Directions for this task:
Reproduce all lines of the listing below in which the word "Hall" occurs.

Collected data
* START *

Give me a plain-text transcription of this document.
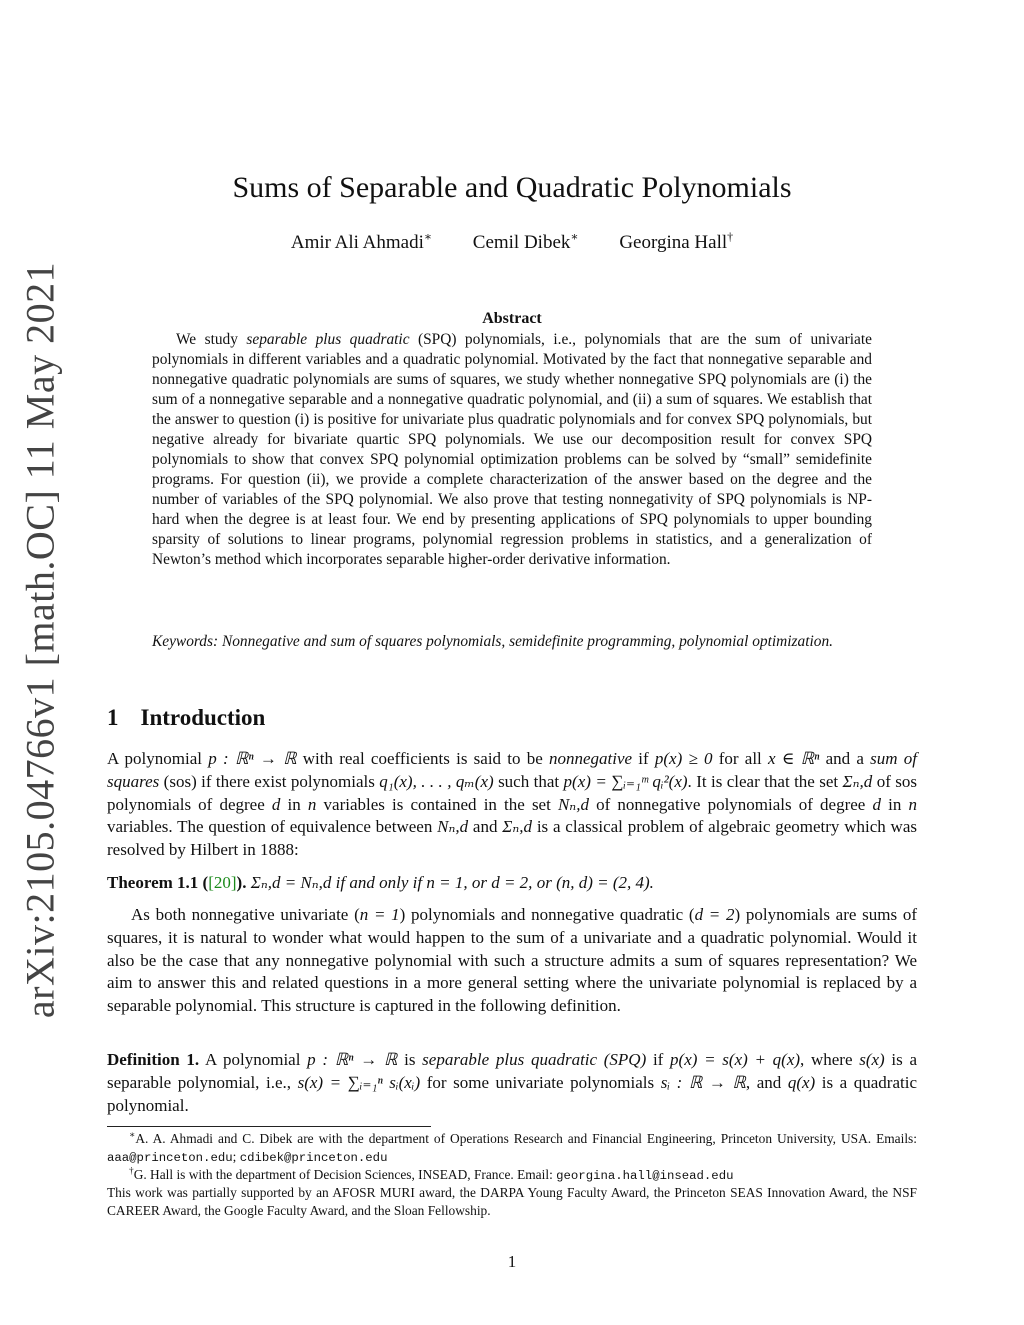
arXiv:2105.04766v1 [math.OC] 11 May 2021
Sums of Separable and Quadratic Polynomials
Amir Ali Ahmadi∗ Cemil Dibek∗ Georgina Hall†
Abstract

We study separable plus quadratic (SPQ) polynomials, i.e., polynomials that are the sum of univariate polynomials in different variables and a quadratic polynomial. Motivated by the fact that nonnegative separable and nonnegative quadratic polynomials are sums of squares, we study whether nonnegative SPQ polynomials are (i) the sum of a nonnegative separable and a nonnegative quadratic polynomial, and (ii) a sum of squares. We establish that the answer to question (i) is positive for univariate plus quadratic polynomials and for convex SPQ polynomials, but negative already for bivariate quartic SPQ polynomials. We use our decomposition result for convex SPQ polynomials to show that convex SPQ polynomial optimization problems can be solved by “small” semidefinite programs. For question (ii), we provide a complete characterization of the answer based on the degree and the number of variables of the SPQ polynomial. We also prove that testing nonnegativity of SPQ polynomials is NP-hard when the degree is at least four. We end by presenting applications of SPQ polynomials to upper bounding sparsity of solutions to linear programs, polynomial regression problems in statistics, and a generalization of Newton’s method which incorporates separable higher-order derivative information.

Keywords: Nonnegative and sum of squares polynomials, semidefinite programming, polynomial optimization.

1 Introduction

A polynomial p : ℝⁿ → ℝ with real coefficients is said to be nonnegative if p(x) ≥ 0 for all x ∈ ℝⁿ and a sum of squares (sos) if there exist polynomials q₁(x), . . . , qₘ(x) such that p(x) = ∑ᵢ₌₁ᵐ qᵢ²(x). It is clear that the set Σₙ,d of sos polynomials of degree d in n variables is contained in the set Nₙ,d of nonnegative polynomials of degree d in n variables. The question of equivalence between Nₙ,d and Σₙ,d is a classical problem of algebraic geometry which was resolved by Hilbert in 1888:

Theorem 1.1 ([20]). Σₙ,d = Nₙ,d if and only if n = 1, or d = 2, or (n, d) = (2, 4).

As both nonnegative univariate (n = 1) polynomials and nonnegative quadratic (d = 2) polynomials are sums of squares, it is natural to wonder what would happen to the sum of a univariate and a quadratic polynomial. Would it also be the case that any nonnegative polynomial with such a structure admits a sum of squares representation? We aim to answer this and related questions in a more general setting where the univariate polynomial is replaced by a separable polynomial. This structure is captured in the following definition.

Definition 1. A polynomial p : ℝⁿ → ℝ is separable plus quadratic (SPQ) if p(x) = s(x) + q(x), where s(x) is a separable polynomial, i.e., s(x) = ∑ᵢ₌₁ⁿ sᵢ(xᵢ) for some univariate polynomials sᵢ : ℝ → ℝ, and q(x) is a quadratic polynomial.

∗A. A. Ahmadi and C. Dibek are with the department of Operations Research and Financial Engineering, Princeton University, USA. Emails: aaa@princeton.edu; cdibek@princeton.edu

†G. Hall is with the department of Decision Sciences, INSEAD, France. Email: georgina.hall@insead.edu

This work was partially supported by an AFOSR MURI award, the DARPA Young Faculty Award, the Princeton SEAS Innovation Award, the NSF CAREER Award, the Google Faculty Award, and the Sloan Fellowship.

1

* END *

Result for this exercise:
Amir Ali Ahmadi∗ Cemil Dibek∗ Georgina Hall†
†G. Hall is with the department of Decision Sciences, INSEAD, France. Email: georgina.hall@insead.edu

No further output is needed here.